Restate the entries below word for word, omitting nothing.

Records for the task:
-- -- --

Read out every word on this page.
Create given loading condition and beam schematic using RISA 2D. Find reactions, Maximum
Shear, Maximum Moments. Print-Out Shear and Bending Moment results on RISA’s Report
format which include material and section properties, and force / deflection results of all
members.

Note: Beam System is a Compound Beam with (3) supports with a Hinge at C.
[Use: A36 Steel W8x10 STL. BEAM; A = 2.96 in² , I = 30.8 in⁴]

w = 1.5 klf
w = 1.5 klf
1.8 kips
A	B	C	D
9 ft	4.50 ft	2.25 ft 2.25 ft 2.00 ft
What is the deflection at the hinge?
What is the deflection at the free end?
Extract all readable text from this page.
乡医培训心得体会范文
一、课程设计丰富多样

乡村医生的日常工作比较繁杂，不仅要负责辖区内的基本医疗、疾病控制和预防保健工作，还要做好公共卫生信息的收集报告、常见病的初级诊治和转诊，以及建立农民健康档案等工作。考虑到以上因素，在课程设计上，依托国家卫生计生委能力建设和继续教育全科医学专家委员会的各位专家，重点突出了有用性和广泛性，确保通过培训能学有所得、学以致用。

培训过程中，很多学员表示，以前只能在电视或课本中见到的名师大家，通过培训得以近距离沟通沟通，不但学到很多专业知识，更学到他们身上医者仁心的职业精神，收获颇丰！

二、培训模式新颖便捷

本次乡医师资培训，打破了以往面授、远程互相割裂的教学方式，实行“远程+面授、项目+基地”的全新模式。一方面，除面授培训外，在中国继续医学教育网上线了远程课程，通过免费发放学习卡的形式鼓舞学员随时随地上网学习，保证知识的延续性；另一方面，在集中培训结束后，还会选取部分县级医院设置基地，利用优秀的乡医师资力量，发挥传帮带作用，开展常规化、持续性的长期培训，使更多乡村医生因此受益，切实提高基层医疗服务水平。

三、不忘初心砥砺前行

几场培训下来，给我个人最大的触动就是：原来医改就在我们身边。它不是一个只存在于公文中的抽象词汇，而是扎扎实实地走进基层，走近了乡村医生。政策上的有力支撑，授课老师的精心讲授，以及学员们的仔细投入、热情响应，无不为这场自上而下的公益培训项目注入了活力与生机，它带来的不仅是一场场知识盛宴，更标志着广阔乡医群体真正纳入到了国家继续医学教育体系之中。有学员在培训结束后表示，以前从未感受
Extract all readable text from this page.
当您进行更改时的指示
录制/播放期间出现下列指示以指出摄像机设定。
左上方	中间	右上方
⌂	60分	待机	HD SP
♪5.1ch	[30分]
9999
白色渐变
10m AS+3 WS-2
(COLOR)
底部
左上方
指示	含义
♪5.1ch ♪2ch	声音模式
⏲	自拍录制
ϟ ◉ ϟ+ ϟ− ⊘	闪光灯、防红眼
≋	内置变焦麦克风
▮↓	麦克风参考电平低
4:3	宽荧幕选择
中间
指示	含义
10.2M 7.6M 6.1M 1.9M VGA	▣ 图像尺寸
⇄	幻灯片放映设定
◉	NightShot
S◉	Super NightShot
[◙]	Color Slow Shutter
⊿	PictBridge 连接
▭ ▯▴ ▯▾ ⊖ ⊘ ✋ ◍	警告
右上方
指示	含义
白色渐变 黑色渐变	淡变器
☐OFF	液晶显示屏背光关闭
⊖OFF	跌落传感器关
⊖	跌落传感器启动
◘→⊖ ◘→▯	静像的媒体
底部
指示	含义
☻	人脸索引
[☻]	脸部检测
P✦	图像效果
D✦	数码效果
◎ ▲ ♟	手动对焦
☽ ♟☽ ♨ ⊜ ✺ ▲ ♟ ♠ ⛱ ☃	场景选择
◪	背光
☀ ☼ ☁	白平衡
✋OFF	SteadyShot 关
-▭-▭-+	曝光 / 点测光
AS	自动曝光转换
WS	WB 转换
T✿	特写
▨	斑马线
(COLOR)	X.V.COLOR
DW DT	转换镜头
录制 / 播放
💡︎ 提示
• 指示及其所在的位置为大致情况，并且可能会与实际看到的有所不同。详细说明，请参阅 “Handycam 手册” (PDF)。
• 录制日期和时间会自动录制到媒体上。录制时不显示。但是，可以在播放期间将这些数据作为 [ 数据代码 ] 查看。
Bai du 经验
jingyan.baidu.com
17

-- -- --

Problem solution:
Read out every word on this page.
Create given loading condition and beam schematic using RISA 2D. Find reactions, Maximum
Shear, Maximum Moments. Print-Out Shear and Bending Moment results on RISA’s Report
format which include material and section properties, and force / deflection results of all
members.

Note: Beam System is a Compound Beam with (3) supports with a Hinge at C.
[Use: A36 Steel W8x10 STL. BEAM; A = 2.96 in² , I = 30.8 in⁴]

w = 1.5 klf
w = 1.5 klf
1.8 kips
A	B	C	D
9 ft	4.50 ft	2.25 ft 2.25 ft 2.00 ft
What is the deflection at the hinge?
What is the deflection at the free end?
Extract all readable text from this page.
乡医培训心得体会范文
一、课程设计丰富多样

乡村医生的日常工作比较繁杂，不仅要负责辖区内的基本医疗、疾病控制和预防保健工作，还要做好公共卫生信息的收集报告、常见病的初级诊治和转诊，以及建立农民健康档案等工作。考虑到以上因素，在课程设计上，依托国家卫生计生委能力建设和继续教育全科医学专家委员会的各位专家，重点突出了有用性和广泛性，确保通过培训能学有所得、学以致用。

培训过程中，很多学员表示，以前只能在电视或课本中见到的名师大家，通过培训得以近距离沟通沟通，不但学到很多专业知识，更学到他们身上医者仁心的职业精神，收获颇丰！

二、培训模式新颖便捷

本次乡医师资培训，打破了以往面授、远程互相割裂的教学方式，实行“远程+面授、项目+基地”的全新模式。一方面，除面授培训外，在中国继续医学教育网上线了远程课程，通过免费发放学习卡的形式鼓舞学员随时随地上网学习，保证知识的延续性；另一方面，在集中培训结束后，还会选取部分县级医院设置基地，利用优秀的乡医师资力量，发挥传帮带作用，开展常规化、持续性的长期培训，使更多乡村医生因此受益，切实提高基层医疗服务水平。

三、不忘初心砥砺前行

几场培训下来，给我个人最大的触动就是：原来医改就在我们身边。它不是一个只存在于公文中的抽象词汇，而是扎扎实实地走进基层，走近了乡村医生。政策上的有力支撑，授课老师的精心讲授，以及学员们的仔细投入、热情响应，无不为这场自上而下的公益培训项目注入了活力与生机，它带来的不仅是一场场知识盛宴，更标志着广阔乡医群体真正纳入到了国家继续医学教育体系之中。有学员在培训结束后表示，以前从未感受
Extract all readable text from this page.
当您进行更改时的指示
录制/播放期间出现下列指示以指出摄像机设定。
左上方	中间	右上方
⌂	60分	待机	HD SP
♪5.1ch	[30分]
9999
白色渐变
10m AS+3 WS-2
(COLOR)
底部
左上方
指示	含义
♪5.1ch ♪2ch	声音模式
⏲	自拍录制
ϟ ◉ ϟ+ ϟ− ⊘	闪光灯、防红眼
≋	内置变焦麦克风
▮↓	麦克风参考电平低
4:3	宽荧幕选择
中间
指示	含义
10.2M 7.6M 6.1M 1.9M VGA	▣ 图像尺寸
⇄	幻灯片放映设定
◉	NightShot
S◉	Super NightShot
[◙]	Color Slow Shutter
⊿	PictBridge 连接
▭ ▯▴ ▯▾ ⊖ ⊘ ✋ ◍	警告
右上方
指示	含义
白色渐变 黑色渐变	淡变器
☐OFF	液晶显示屏背光关闭
⊖OFF	跌落传感器关
⊖	跌落传感器启动
◘→⊖ ◘→▯	静像的媒体
底部
指示	含义
☻	人脸索引
[☻]	脸部检测
P✦	图像效果
D✦	数码效果
◎ ▲ ♟	手动对焦
☽ ♟☽ ♨ ⊜ ✺ ▲ ♟ ♠ ⛱ ☃	场景选择
◪	背光
☀ ☼ ☁	白平衡
✋OFF	SteadyShot 关
-▭-▭-+	曝光 / 点测光
AS	自动曝光转换
WS	WB 转换
T✿	特写
▨	斑马线
(COLOR)	X.V.COLOR
DW DT	转换镜头
录制 / 播放
💡︎ 提示
• 指示及其所在的位置为大致情况，并且可能会与实际看到的有所不同。详细说明，请参阅 “Handycam 手册” (PDF)。
• 录制日期和时间会自动录制到媒体上。录制时不显示。但是，可以在播放期间将这些数据作为 [ 数据代码 ] 查看。
Bai du 经验
jingyan.baidu.com
17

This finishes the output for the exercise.